◆ **PAGE TEXT**:
The experience felt unfinished. Typography was oversized and unbalanced. The navigation made it hard to find what you were looking for. The product catalog, spanning collectibles, apparel, and single-SKU items, was being forced through a one-size-fits-all layout that served none of those product types particularly well.
The goal was to build a shopping foundation that felt worthy of the brand while actually working for the people buying from it.
My Role
I led UX and experience design across the full redesign, covering navigation architecture, taxonomy, product discovery, filtering systems, and PDP design. I worked closely with Toho America stakeholders to balance brand direction with commerce goals and real user behavior.
Navigation
The previous navigation structure created friction at the first step. Categories were hard to find and the hierarchy didn't reflect how people actually shopped the catalog.
We rebuilt the mobile and desktop navigation systems from the ground up. Mobile uses an accordion structure with persistent search so users can move through categories without losing their place. Desktop introduces a structured mega navigation that gives the full catalog more visibility and makes browsing across categories faster.
The underlying taxonomy was restructured alongside the navigation so the two worked together, making it easier for users to find the products they were looking for.

◆ **REQUIREMENTS**:
A) Output the full redesign case study word for word.
B) Return everything in the listing from its first line down to the line containing "style-swatch-icon: [1075, 134, 1106, 164]", both ends included, with no changes.
The redesign case study and the listing have no connection to each other.

◆ **MATERIAL PROVIDED**:
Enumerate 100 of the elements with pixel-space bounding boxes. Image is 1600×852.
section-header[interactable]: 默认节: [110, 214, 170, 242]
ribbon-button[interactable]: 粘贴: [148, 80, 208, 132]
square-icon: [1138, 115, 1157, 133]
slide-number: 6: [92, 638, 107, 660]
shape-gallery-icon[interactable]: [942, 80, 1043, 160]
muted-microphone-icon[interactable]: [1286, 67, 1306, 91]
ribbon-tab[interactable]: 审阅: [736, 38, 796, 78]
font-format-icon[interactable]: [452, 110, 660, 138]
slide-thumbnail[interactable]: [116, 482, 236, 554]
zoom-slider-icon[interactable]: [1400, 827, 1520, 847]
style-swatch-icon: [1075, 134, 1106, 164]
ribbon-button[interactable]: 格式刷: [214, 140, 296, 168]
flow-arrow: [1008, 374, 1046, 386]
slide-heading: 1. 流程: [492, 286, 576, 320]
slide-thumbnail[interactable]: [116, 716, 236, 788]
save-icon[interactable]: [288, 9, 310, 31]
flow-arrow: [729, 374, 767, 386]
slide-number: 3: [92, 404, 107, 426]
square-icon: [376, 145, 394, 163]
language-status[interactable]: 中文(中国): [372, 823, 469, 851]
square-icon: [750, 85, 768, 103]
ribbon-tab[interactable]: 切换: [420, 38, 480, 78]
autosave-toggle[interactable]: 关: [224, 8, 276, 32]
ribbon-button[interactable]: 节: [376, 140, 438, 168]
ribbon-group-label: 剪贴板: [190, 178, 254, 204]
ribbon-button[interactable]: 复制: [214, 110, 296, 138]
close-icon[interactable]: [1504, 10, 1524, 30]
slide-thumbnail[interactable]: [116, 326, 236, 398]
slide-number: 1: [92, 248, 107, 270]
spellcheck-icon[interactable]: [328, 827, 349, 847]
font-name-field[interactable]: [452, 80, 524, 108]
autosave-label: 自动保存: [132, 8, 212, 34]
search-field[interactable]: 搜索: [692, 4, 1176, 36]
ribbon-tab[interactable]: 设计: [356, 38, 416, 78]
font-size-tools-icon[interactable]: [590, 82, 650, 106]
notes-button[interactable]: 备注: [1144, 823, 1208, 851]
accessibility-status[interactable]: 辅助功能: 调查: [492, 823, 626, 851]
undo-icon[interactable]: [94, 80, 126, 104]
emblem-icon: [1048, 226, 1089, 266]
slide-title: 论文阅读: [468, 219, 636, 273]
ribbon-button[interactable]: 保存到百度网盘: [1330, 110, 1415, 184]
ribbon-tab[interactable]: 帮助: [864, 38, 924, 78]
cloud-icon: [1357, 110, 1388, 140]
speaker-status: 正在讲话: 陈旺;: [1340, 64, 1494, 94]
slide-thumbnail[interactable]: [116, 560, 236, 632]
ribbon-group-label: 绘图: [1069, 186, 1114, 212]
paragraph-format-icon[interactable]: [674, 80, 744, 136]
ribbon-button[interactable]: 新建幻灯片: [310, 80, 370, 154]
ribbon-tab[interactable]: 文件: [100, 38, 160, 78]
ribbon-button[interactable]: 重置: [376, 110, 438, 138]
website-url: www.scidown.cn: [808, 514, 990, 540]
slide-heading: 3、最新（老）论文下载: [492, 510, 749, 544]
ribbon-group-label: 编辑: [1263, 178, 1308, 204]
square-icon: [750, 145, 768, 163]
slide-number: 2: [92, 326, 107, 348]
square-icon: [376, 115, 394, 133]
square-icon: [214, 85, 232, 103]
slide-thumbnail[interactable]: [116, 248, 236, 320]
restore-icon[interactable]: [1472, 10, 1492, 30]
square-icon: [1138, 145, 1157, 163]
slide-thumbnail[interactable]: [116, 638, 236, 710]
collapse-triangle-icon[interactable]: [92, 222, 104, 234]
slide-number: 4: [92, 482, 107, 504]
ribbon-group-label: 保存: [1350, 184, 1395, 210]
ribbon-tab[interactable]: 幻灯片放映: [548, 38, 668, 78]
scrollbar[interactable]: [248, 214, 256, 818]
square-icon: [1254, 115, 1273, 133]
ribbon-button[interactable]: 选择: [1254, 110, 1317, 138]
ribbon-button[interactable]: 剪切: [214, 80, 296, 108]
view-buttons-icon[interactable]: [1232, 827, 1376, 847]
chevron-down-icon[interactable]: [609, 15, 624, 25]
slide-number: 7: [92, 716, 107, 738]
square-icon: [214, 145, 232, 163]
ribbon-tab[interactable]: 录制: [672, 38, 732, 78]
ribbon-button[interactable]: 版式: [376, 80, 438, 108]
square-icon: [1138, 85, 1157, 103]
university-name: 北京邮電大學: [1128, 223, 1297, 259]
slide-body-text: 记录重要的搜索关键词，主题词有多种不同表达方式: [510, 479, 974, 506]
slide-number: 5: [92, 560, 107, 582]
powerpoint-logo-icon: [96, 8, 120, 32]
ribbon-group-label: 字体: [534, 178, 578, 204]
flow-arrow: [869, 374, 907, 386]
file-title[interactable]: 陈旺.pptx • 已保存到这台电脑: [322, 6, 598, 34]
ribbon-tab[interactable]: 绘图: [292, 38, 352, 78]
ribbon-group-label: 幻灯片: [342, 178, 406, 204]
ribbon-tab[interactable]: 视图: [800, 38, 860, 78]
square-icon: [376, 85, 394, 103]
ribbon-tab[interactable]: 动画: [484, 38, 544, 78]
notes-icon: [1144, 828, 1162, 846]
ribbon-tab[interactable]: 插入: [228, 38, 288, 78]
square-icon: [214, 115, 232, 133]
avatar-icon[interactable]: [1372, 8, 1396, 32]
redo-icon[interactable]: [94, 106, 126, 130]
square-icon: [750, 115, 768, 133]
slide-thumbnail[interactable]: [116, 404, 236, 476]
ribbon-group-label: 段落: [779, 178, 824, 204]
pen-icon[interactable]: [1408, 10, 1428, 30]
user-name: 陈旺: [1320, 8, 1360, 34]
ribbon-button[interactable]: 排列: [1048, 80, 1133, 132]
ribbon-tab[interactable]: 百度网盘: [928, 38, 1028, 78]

◆ **RESPONSE LIST**:
A)
The experience felt unfinished. Typography was oversized and unbalanced. The navigation made it hard to find what you were looking for. The product catalog, spanning collectibles, apparel, and single-SKU items, was being forced through a one-size-fits-all layout that served none of those product types particularly well.
The goal was to build a shopping foundation that felt worthy of the brand while actually working for the people buying from it.
My Role
I led UX and experience design across the full redesign, covering navigation architecture, taxonomy, product discovery, filtering systems, and PDP design. I worked closely with Toho America stakeholders to balance brand direction with commerce goals and real user behavior.
Navigation
The previous navigation structure created friction at the first step. Categories were hard to find and the hierarchy didn't reflect how people actually shopped the catalog.
We rebuilt the mobile and desktop navigation systems from the ground up. Mobile uses an accordion structure with persistent search so users can move through categories without losing their place. Desktop introduces a structured mega navigation that gives the full catalog more visibility and makes browsing across categories faster.
The underlying taxonomy was restructured alongside the navigation so the two worked together, making it easier for users to find the products they were looking for.

B)
Enumerate 100 of the elements with pixel-space bounding boxes. Image is 1600×852.
section-header[interactable]: 默认节: [110, 214, 170, 242]
ribbon-button[interactable]: 粘贴: [148, 80, 208, 132]
square-icon: [1138, 115, 1157, 133]
slide-number: 6: [92, 638, 107, 660]
shape-gallery-icon[interactable]: [942, 80, 1043, 160]
muted-microphone-icon[interactable]: [1286, 67, 1306, 91]
ribbon-tab[interactable]: 审阅: [736, 38, 796, 78]
font-format-icon[interactable]: [452, 110, 660, 138]
slide-thumbnail[interactable]: [116, 482, 236, 554]
zoom-slider-icon[interactable]: [1400, 827, 1520, 847]
style-swatch-icon: [1075, 134, 1106, 164]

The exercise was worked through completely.